**Task instructions**
Locate the string "type" in the records below. Copy every line where it occurs.

════════════════════

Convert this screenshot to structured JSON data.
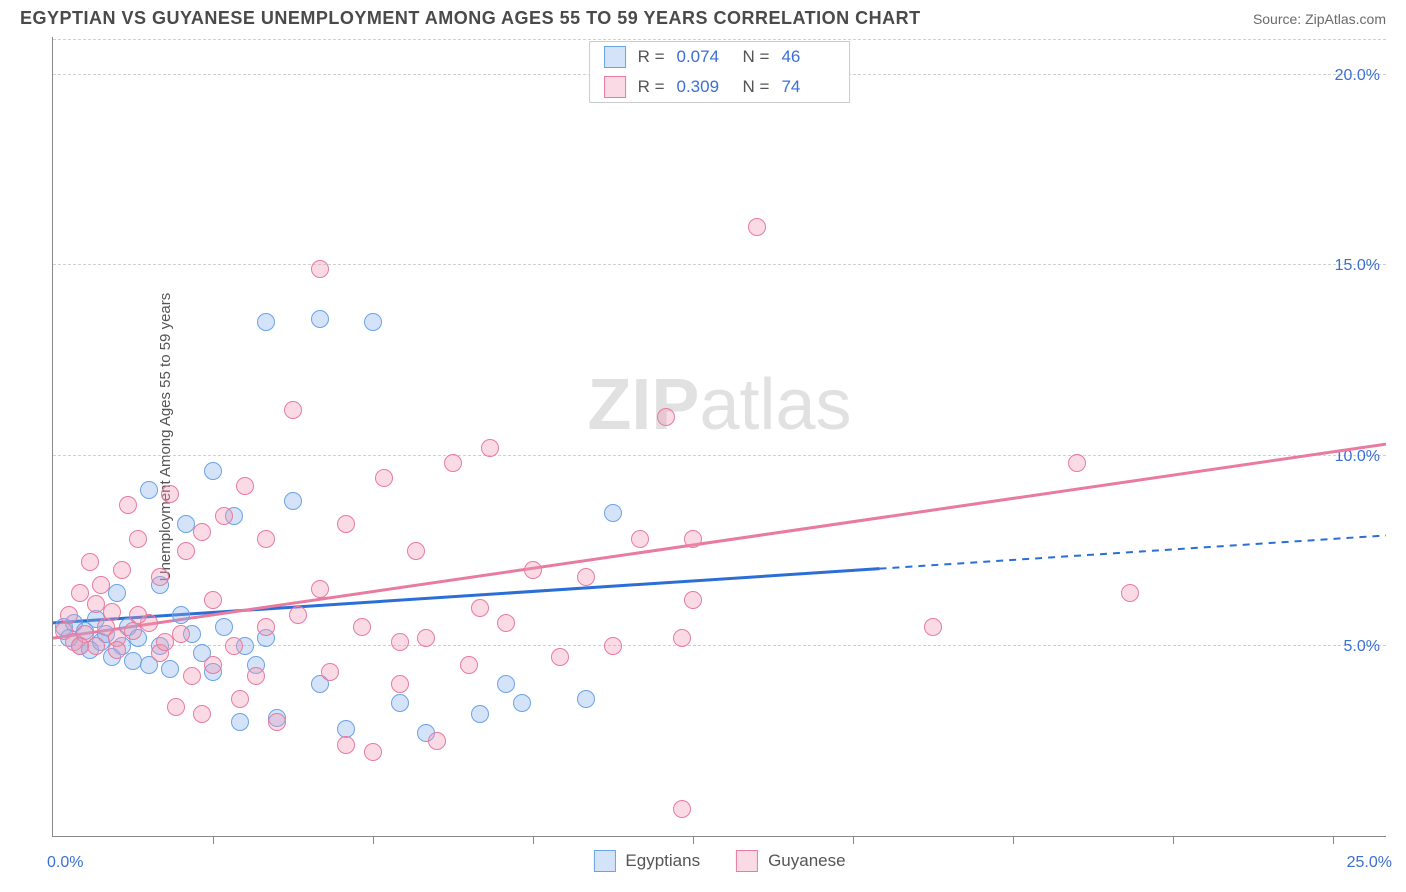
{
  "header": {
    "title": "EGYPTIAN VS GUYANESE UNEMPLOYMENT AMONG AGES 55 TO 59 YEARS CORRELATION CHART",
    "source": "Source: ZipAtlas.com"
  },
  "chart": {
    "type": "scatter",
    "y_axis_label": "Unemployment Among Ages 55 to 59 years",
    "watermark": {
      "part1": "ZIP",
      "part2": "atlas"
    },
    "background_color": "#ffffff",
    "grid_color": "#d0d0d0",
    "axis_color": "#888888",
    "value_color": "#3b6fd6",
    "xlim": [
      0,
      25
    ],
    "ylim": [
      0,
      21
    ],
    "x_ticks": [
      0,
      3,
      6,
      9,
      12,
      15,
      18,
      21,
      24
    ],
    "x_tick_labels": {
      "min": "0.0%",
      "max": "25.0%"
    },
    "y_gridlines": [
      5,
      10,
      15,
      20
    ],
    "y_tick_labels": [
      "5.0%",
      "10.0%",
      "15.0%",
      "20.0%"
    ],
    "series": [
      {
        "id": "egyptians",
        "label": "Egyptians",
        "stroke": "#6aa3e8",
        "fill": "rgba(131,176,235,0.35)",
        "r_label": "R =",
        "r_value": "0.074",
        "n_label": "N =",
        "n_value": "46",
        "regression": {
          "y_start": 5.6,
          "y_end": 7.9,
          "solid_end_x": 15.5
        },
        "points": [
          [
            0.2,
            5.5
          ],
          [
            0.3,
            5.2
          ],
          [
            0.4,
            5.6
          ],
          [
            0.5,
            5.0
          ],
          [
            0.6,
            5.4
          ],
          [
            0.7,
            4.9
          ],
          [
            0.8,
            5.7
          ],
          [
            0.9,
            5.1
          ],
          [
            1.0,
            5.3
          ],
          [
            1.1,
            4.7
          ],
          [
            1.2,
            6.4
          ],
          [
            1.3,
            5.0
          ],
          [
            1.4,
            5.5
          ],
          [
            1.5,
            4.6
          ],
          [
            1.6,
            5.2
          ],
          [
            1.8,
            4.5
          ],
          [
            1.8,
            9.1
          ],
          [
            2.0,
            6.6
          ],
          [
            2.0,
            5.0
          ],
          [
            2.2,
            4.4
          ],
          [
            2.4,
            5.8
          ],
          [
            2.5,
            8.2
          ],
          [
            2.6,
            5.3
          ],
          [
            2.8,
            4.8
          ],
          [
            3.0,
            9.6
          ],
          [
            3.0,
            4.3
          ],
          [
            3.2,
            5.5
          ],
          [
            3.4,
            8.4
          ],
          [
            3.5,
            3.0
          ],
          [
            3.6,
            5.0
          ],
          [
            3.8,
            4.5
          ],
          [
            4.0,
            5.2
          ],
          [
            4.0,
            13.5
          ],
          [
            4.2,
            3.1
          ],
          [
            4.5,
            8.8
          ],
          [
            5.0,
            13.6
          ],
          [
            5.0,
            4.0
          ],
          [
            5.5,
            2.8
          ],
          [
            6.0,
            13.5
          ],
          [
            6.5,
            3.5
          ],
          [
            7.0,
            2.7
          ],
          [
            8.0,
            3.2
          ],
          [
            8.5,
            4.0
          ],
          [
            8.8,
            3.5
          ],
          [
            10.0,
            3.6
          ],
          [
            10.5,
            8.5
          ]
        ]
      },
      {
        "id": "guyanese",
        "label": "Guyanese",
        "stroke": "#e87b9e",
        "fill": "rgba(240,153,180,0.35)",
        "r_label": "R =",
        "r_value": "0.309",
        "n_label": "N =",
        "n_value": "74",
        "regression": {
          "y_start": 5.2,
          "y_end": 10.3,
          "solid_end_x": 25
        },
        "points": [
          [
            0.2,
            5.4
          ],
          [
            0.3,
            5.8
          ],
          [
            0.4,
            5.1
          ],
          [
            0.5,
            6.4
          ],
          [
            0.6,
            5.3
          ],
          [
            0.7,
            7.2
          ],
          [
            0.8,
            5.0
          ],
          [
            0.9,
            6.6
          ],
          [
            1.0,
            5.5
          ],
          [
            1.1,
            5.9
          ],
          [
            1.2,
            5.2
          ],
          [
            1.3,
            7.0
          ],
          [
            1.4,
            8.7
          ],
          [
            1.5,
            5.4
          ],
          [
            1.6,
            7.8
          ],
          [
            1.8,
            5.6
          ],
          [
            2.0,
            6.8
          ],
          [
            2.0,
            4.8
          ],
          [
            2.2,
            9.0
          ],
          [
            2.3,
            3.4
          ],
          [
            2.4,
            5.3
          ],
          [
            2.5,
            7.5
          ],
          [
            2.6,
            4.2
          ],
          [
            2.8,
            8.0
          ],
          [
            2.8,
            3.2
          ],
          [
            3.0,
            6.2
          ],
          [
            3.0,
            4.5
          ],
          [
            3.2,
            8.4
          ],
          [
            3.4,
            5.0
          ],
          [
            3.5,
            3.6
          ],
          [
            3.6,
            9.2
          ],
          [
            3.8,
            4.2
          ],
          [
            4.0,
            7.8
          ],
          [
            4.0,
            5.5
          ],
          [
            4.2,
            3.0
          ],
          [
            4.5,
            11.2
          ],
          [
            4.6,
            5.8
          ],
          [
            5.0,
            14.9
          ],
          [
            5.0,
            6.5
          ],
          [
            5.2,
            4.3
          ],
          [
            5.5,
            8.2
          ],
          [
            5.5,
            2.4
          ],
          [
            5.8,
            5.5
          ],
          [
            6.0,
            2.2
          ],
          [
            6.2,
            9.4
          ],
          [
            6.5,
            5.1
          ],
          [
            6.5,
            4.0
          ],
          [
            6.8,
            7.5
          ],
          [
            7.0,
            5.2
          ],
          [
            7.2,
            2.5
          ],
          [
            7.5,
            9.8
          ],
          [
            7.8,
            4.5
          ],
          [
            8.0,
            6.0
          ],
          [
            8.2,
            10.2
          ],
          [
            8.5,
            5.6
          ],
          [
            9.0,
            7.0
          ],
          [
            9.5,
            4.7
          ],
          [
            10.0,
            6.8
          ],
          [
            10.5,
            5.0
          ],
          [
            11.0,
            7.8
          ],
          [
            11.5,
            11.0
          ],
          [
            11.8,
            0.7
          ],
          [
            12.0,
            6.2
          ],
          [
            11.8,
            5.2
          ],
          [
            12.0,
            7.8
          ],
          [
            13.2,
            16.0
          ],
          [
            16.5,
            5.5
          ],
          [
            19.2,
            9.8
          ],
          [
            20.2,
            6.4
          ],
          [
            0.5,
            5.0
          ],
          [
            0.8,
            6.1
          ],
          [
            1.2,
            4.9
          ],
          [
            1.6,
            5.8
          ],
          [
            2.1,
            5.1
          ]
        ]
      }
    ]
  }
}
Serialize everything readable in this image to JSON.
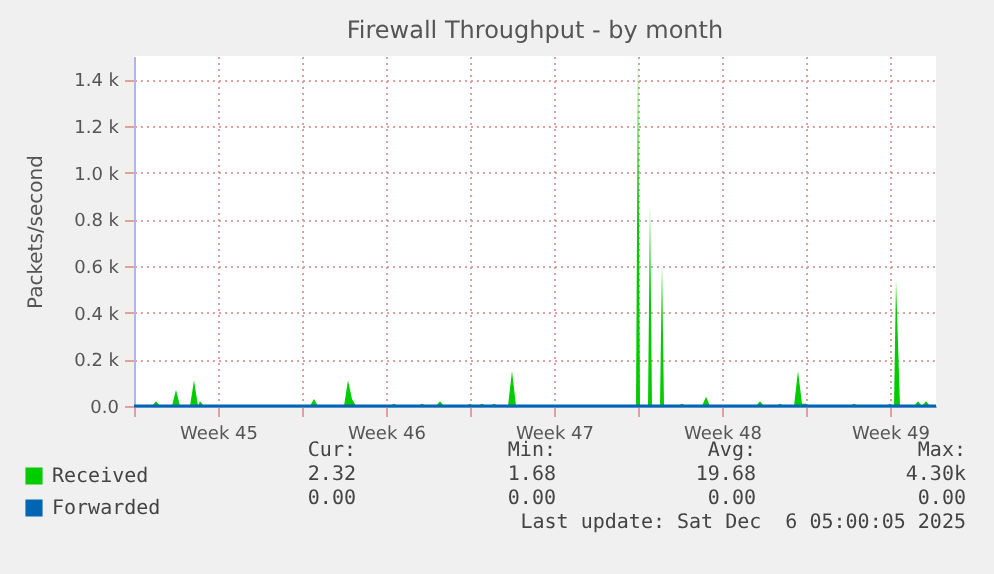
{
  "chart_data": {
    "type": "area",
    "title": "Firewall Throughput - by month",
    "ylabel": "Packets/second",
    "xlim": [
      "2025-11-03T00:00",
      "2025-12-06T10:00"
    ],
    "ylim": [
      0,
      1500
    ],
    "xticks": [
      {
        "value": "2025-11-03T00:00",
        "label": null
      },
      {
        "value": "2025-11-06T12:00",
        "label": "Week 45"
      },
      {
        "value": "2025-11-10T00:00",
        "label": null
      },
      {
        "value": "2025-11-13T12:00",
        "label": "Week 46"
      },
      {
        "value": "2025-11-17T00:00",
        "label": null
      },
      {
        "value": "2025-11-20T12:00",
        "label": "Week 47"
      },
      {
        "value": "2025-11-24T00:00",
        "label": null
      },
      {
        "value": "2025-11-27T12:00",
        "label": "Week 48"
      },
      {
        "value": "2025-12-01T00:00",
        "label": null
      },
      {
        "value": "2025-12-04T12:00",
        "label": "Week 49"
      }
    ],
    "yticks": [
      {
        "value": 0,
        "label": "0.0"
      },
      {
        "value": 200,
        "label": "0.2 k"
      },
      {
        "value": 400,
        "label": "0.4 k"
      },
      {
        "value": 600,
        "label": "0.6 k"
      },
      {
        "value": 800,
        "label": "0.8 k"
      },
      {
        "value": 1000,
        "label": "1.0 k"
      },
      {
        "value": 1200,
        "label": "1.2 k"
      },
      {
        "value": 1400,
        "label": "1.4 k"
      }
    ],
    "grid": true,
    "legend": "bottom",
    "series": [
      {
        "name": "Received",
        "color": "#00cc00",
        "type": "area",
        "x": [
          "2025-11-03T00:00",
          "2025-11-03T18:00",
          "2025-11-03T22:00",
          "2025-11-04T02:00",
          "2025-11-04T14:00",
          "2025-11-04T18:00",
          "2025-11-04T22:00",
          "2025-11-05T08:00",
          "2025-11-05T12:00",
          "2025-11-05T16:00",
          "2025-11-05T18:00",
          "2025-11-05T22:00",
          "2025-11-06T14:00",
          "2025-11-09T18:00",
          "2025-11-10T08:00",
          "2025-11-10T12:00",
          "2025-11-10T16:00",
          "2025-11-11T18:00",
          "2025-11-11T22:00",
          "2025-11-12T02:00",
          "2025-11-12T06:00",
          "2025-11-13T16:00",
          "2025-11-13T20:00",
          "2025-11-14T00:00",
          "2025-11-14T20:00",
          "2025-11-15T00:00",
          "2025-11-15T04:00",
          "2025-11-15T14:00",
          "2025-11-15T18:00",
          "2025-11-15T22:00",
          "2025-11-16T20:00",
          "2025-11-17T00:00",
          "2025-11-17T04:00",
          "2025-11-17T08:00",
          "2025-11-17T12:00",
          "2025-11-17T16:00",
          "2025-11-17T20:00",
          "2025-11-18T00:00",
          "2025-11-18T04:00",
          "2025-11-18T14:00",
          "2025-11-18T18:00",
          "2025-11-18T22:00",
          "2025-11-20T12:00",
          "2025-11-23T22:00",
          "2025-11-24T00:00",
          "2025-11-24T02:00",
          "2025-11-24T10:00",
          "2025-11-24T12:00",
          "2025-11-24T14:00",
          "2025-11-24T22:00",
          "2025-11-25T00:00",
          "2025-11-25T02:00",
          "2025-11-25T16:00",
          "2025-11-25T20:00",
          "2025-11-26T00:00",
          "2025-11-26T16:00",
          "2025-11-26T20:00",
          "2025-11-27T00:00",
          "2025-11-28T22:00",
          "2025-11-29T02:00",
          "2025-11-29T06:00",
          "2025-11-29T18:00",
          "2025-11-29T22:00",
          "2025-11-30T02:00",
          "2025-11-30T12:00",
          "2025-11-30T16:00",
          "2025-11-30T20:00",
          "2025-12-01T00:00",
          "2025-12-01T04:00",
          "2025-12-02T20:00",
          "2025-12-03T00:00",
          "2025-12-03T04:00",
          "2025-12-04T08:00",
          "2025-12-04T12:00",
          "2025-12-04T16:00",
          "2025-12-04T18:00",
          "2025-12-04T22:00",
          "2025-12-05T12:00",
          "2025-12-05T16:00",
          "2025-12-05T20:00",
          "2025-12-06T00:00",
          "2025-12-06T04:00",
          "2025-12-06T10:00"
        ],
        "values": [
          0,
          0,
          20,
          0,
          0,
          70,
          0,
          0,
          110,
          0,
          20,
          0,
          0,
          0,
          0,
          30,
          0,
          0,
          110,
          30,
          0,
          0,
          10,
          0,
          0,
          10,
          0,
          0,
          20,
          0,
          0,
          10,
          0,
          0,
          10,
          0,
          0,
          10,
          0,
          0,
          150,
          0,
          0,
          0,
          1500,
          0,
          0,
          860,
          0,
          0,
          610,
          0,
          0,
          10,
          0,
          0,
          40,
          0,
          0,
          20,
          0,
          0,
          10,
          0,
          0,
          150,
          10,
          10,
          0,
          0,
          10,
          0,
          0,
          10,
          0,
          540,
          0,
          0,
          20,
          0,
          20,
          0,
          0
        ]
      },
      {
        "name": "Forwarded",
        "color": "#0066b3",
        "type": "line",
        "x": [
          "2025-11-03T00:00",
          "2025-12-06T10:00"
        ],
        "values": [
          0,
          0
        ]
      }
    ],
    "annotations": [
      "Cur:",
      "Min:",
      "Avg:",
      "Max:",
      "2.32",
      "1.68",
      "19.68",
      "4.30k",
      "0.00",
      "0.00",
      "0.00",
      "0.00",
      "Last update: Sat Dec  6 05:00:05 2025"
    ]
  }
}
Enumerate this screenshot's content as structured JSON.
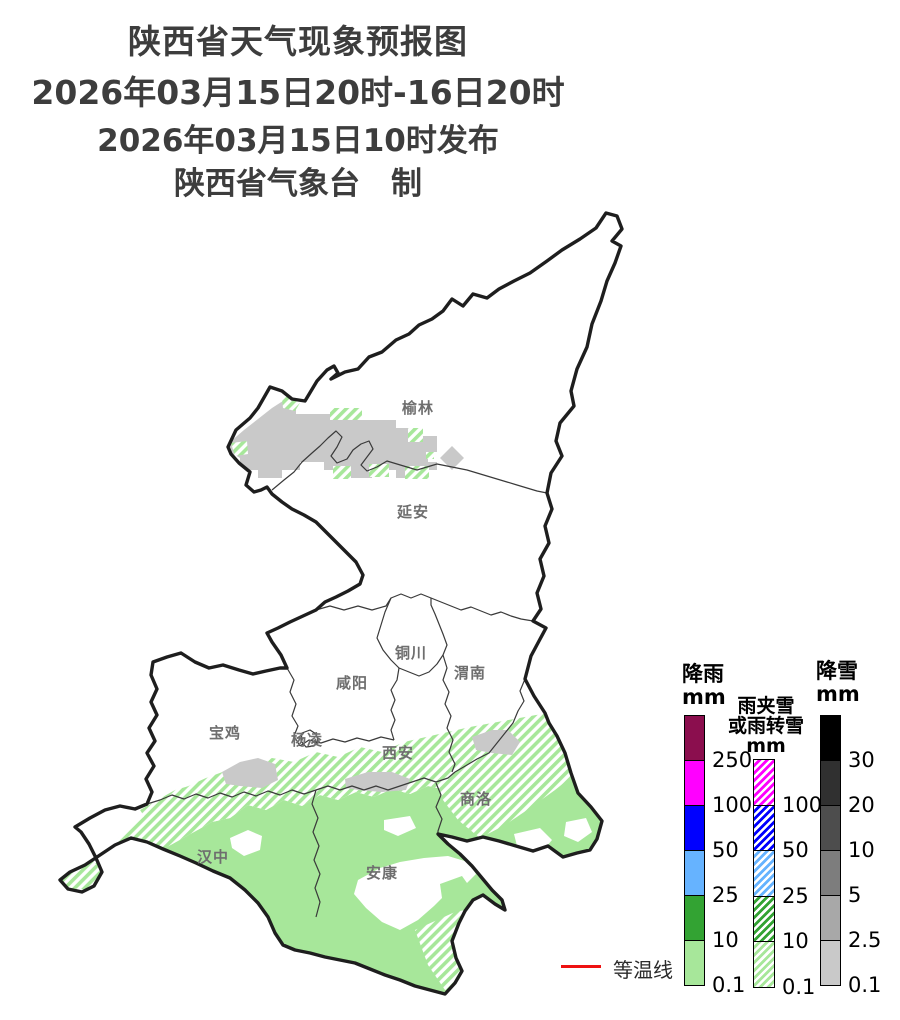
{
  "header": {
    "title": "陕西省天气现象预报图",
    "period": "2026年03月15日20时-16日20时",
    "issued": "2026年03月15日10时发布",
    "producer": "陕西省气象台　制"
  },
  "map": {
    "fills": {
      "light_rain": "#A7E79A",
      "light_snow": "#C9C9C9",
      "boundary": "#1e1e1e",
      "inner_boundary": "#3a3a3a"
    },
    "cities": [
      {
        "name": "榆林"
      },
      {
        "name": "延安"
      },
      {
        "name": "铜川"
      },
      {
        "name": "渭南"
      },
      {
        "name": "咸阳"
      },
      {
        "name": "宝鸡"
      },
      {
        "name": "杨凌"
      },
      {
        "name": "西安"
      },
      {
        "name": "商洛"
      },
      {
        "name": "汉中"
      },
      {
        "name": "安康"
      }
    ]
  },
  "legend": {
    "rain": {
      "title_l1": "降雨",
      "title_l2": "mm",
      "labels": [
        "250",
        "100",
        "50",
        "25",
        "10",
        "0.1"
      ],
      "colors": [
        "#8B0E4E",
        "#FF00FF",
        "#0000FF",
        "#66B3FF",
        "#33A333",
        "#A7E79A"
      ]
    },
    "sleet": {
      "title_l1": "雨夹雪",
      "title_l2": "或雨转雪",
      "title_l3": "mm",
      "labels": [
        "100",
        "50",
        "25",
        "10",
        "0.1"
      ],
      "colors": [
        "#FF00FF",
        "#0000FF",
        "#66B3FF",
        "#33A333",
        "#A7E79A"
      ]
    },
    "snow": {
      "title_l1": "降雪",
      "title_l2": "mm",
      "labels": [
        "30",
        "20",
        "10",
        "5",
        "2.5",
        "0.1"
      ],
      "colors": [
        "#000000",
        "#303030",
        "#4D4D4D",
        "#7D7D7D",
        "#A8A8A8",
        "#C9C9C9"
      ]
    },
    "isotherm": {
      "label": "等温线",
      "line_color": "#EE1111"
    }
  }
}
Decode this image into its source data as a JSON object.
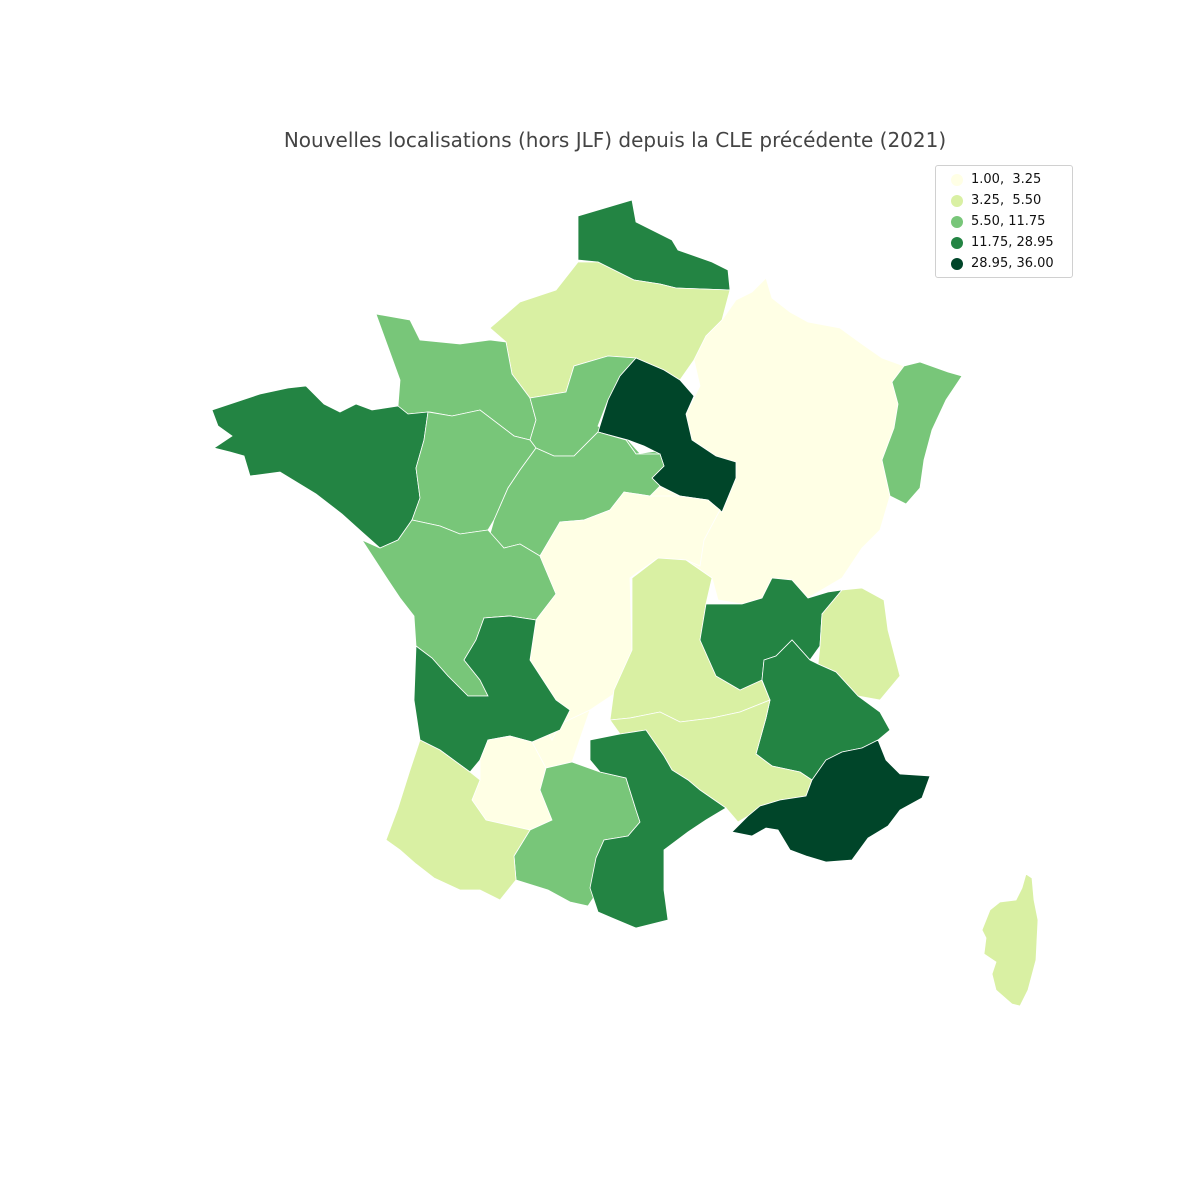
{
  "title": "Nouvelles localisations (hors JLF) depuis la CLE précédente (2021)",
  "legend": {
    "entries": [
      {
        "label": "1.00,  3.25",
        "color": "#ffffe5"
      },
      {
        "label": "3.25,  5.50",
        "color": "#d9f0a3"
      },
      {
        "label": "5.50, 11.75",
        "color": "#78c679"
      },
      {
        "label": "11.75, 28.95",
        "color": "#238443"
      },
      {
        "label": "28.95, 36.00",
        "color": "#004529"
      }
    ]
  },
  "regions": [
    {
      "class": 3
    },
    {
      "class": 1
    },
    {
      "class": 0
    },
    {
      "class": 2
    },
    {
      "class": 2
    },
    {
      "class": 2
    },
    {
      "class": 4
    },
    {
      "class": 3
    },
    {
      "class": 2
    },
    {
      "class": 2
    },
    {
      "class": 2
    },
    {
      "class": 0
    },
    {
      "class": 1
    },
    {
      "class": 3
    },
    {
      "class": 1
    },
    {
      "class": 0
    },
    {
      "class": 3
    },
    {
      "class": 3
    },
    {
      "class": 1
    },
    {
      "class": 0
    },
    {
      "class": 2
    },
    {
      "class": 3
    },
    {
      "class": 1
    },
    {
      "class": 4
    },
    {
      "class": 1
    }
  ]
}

════════════════════

**Output of the task**
    "type": "scatter",
    "type": "area",
        "type": "area",
        "type": "line",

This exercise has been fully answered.